## Direction
What is the number of lines containing "screenshot"? Give only that number.

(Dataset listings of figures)
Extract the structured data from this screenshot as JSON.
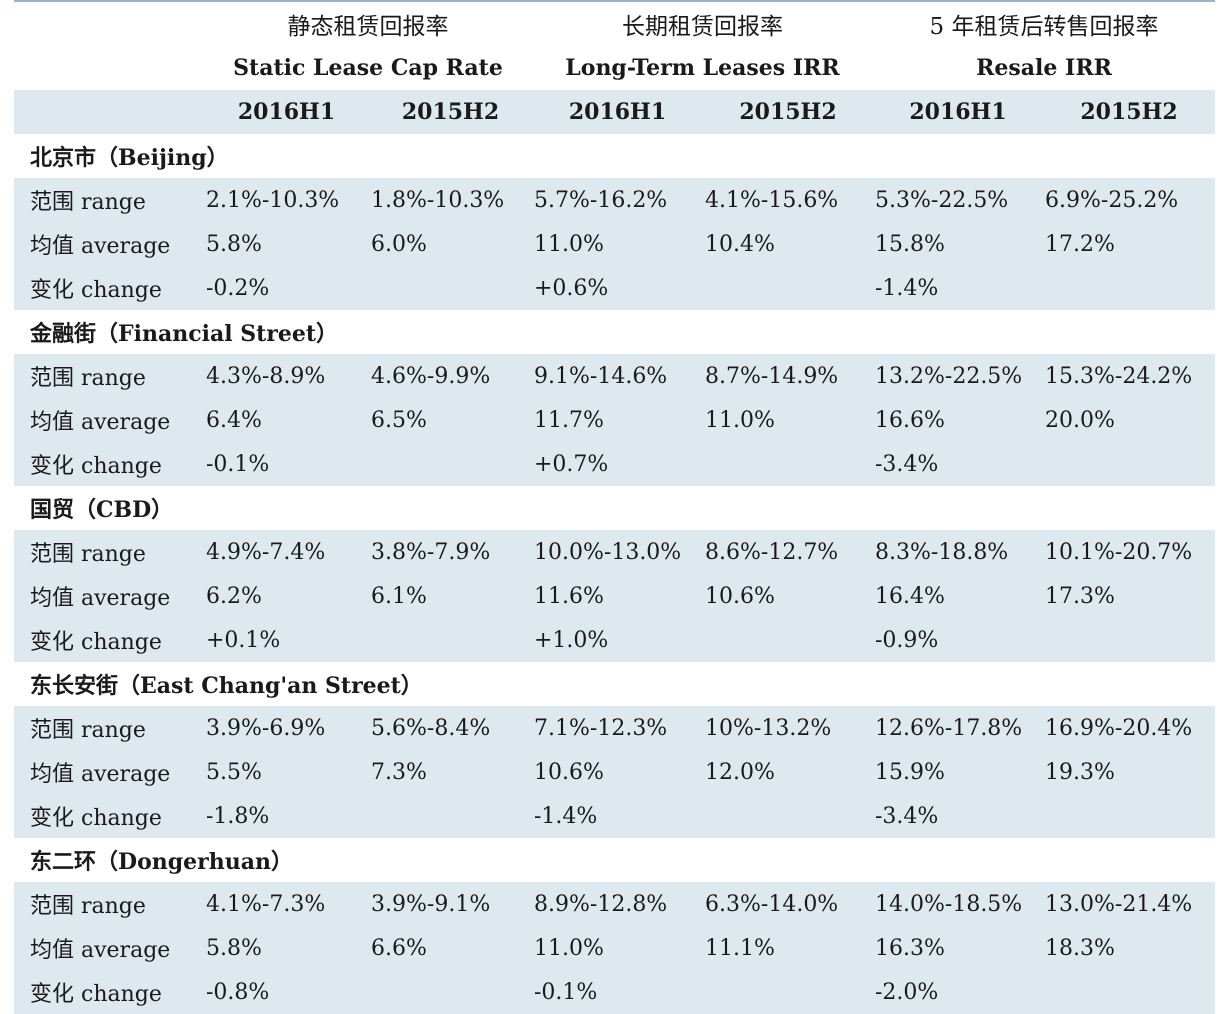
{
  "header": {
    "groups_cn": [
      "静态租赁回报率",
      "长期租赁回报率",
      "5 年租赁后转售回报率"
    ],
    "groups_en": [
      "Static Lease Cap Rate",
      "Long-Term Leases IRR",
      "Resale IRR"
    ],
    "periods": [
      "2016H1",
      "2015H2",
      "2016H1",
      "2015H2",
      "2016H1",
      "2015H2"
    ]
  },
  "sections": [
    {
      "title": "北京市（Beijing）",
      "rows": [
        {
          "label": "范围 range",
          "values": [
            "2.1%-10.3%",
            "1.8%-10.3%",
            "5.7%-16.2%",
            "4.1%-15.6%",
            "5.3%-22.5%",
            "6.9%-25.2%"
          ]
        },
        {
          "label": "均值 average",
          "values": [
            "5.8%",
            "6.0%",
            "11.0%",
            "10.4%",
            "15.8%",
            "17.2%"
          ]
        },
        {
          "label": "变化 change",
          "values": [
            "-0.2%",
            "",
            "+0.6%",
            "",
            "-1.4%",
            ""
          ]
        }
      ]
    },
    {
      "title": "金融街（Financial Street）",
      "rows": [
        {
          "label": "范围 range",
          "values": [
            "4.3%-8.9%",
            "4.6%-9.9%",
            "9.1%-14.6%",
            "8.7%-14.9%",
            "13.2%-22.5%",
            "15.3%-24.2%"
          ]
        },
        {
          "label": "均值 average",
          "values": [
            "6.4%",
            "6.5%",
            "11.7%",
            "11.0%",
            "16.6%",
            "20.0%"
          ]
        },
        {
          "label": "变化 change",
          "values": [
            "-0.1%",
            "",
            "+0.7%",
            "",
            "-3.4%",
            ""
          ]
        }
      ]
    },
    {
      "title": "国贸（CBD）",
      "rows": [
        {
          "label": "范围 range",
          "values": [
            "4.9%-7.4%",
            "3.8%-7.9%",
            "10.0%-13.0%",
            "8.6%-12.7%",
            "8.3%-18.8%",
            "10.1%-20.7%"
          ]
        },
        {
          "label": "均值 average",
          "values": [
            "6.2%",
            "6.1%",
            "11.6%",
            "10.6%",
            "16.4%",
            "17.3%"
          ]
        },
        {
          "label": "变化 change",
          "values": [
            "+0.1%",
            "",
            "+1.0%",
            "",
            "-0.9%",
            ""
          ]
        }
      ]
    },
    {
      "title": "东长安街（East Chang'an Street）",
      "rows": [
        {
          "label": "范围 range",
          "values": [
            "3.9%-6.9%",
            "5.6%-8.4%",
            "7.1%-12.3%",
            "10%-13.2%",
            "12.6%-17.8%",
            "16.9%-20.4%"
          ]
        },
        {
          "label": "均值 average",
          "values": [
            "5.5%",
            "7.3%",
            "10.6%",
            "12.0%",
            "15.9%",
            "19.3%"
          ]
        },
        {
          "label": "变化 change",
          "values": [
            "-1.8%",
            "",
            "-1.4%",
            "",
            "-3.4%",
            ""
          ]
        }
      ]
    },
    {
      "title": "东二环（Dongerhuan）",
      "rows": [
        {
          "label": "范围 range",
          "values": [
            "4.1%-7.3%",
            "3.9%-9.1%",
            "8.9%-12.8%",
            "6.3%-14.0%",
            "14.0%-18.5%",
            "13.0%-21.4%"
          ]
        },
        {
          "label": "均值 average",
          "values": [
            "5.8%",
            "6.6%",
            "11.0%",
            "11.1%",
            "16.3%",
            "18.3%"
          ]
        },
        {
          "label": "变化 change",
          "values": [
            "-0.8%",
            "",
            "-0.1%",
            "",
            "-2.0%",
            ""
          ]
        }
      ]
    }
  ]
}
---
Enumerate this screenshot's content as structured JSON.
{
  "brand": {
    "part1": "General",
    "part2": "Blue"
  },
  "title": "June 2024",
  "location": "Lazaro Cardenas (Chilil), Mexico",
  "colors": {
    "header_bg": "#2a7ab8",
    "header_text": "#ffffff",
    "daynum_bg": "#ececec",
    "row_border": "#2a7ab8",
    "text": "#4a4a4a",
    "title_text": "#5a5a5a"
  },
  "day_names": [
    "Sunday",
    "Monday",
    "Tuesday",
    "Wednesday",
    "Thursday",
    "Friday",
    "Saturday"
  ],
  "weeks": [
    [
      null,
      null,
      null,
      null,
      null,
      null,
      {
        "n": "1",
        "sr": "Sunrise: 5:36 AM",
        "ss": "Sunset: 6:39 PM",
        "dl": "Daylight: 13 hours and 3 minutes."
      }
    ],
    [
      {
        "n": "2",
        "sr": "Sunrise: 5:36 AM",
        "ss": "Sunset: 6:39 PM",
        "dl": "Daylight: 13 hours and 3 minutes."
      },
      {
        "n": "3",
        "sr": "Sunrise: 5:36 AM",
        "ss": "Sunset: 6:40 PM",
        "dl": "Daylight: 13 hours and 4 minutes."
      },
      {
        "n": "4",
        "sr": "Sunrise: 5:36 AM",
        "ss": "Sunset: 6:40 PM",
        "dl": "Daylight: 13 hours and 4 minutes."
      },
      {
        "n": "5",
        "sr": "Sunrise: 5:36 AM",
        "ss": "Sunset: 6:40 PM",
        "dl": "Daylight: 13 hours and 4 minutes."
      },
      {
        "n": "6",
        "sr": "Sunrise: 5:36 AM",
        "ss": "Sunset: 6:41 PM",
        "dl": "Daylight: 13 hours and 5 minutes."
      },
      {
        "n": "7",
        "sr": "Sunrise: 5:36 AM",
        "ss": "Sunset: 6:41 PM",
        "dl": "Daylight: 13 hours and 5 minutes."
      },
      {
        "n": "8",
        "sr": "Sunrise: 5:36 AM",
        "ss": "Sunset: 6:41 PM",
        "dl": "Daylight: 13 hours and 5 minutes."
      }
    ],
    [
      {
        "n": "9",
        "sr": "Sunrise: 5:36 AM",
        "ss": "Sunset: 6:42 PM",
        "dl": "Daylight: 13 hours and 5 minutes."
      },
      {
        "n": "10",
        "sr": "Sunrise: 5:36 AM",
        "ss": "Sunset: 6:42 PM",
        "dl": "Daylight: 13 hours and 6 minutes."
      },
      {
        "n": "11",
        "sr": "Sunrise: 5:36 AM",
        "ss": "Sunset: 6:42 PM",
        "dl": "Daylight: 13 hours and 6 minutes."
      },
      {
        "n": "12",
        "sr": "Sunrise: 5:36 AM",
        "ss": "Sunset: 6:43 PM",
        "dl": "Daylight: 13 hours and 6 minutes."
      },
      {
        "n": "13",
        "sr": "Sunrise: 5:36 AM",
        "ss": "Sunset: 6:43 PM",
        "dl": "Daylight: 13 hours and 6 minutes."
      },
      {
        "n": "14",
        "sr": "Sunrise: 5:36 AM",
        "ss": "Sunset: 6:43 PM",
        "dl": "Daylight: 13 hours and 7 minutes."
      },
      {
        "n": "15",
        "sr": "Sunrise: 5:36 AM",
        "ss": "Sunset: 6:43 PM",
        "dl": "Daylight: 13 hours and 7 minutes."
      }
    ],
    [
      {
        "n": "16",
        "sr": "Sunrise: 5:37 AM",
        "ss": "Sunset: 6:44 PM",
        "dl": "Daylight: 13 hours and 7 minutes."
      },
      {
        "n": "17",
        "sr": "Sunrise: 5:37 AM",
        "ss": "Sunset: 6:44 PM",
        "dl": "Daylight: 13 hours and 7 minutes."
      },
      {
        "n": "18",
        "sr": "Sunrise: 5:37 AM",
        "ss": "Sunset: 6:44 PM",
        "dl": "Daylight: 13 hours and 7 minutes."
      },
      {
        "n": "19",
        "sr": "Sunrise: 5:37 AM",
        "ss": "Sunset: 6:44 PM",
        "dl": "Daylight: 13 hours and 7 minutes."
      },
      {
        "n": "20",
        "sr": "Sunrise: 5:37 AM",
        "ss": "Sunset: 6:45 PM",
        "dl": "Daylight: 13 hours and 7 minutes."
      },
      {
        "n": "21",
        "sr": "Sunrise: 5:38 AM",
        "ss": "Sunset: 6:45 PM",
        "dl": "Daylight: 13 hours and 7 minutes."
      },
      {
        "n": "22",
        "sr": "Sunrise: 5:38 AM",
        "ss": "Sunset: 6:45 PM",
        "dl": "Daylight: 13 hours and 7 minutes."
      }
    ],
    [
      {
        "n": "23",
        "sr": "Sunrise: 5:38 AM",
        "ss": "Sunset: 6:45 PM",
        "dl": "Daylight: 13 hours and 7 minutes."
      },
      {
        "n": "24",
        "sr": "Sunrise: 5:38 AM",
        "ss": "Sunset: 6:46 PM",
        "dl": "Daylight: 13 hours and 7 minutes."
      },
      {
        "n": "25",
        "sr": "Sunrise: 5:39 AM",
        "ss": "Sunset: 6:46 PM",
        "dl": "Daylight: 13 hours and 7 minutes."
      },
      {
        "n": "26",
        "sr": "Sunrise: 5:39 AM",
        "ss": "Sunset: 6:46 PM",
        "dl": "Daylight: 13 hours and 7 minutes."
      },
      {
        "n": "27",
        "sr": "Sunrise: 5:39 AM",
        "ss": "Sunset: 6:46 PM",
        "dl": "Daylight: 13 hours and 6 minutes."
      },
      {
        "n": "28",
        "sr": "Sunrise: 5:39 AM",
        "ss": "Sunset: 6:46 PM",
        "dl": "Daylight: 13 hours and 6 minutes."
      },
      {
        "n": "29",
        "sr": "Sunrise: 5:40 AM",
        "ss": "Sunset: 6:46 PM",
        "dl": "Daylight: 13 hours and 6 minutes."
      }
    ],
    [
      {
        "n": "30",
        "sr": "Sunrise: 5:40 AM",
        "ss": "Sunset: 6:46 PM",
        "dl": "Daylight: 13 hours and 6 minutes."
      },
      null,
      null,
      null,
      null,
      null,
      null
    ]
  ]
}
* * *
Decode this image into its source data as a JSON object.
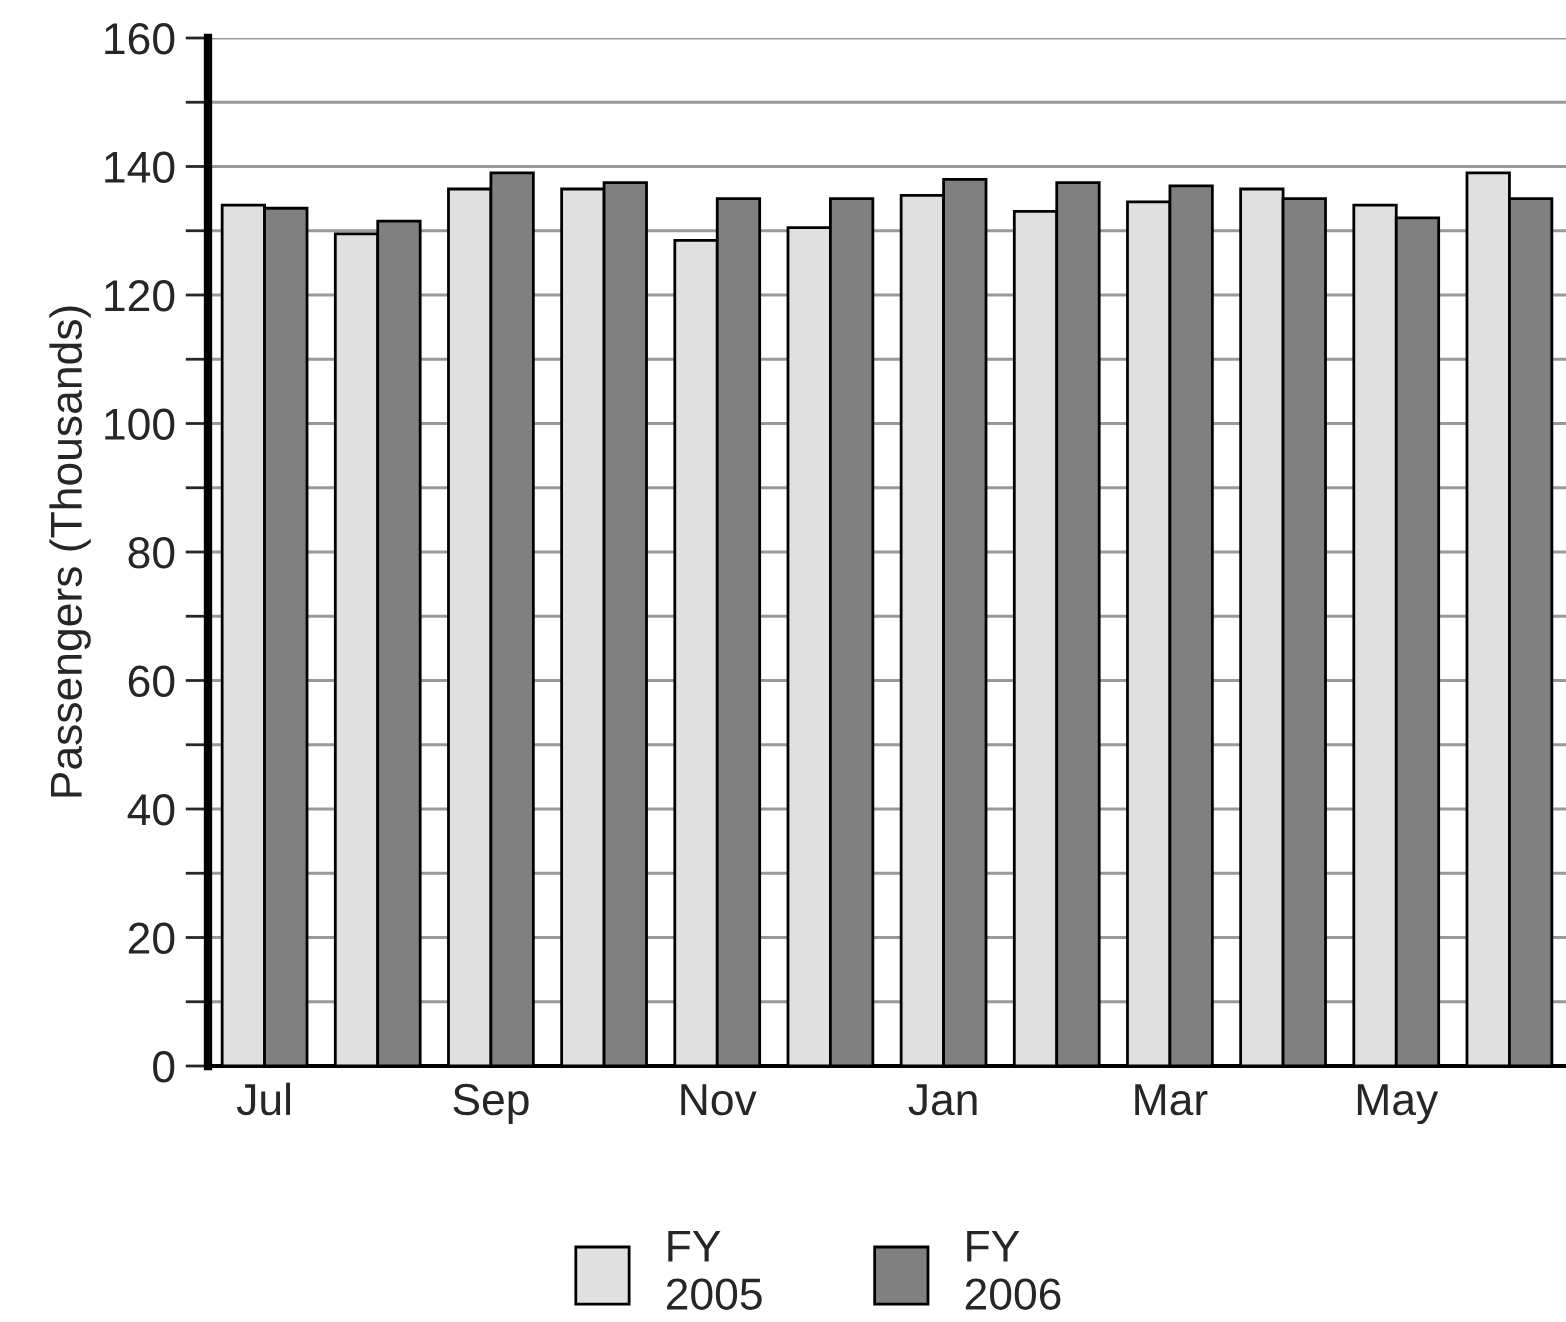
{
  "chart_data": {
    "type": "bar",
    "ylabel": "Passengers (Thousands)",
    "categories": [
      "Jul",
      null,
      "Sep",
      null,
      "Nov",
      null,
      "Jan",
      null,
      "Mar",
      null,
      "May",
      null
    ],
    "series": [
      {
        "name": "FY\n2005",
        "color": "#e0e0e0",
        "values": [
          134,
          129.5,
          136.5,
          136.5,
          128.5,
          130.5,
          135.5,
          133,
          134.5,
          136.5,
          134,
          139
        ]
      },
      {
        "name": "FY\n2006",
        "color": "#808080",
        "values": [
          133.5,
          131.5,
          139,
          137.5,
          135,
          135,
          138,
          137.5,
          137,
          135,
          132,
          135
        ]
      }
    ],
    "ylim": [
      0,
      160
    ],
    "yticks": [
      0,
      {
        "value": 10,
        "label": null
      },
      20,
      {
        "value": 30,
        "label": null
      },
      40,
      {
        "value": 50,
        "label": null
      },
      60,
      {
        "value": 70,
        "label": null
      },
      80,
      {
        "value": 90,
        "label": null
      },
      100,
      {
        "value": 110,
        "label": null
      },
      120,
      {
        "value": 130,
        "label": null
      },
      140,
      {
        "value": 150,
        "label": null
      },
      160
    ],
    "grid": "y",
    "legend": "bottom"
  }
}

## Expected answer
2